- _Brief_: Scan the lines and state how many carry "legend". Leave out everything but the number.

- _Items_:
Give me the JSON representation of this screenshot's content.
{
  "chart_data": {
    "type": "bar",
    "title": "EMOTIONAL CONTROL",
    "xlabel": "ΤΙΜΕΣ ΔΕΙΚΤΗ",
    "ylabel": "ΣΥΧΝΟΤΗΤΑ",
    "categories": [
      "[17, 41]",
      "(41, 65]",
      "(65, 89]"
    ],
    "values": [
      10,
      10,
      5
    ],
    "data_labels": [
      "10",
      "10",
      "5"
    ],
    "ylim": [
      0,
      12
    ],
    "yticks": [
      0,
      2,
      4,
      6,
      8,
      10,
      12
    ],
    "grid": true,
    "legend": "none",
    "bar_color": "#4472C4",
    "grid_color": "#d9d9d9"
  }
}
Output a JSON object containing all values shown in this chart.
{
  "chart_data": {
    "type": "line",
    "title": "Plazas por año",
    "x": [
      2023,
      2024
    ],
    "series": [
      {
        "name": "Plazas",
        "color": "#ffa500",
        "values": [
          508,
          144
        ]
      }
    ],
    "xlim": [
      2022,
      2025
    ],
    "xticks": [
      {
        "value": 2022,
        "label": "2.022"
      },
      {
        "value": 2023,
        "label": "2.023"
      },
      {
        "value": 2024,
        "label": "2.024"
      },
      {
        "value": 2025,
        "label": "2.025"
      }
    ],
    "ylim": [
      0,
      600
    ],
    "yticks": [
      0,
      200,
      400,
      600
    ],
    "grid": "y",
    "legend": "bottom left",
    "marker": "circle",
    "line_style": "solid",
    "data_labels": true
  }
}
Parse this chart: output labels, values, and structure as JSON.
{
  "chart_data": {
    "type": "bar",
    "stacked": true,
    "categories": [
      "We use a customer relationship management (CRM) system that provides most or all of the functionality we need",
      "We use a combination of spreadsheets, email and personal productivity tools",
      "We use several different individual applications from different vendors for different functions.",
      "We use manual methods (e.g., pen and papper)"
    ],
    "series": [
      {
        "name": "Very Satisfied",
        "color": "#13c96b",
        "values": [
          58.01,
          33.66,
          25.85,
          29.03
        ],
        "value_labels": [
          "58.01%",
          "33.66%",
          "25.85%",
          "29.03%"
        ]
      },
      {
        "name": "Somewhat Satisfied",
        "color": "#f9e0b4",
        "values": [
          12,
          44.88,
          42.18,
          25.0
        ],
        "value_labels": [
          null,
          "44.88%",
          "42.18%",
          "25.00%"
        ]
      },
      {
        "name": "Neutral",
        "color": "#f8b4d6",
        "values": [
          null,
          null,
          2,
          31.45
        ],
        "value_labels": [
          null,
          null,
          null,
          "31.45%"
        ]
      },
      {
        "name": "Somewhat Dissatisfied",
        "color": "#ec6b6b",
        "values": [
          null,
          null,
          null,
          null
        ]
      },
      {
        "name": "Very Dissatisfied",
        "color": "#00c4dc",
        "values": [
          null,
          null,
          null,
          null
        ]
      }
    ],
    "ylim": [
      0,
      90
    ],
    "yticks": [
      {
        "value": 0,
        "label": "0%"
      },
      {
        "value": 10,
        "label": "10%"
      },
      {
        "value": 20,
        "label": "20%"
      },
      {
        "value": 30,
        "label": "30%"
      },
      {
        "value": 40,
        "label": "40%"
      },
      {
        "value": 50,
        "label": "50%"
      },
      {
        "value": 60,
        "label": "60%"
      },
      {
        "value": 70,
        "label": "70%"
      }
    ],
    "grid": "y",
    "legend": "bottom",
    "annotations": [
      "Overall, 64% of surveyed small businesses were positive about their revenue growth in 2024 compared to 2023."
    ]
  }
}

- _Solution to this exercise_: 3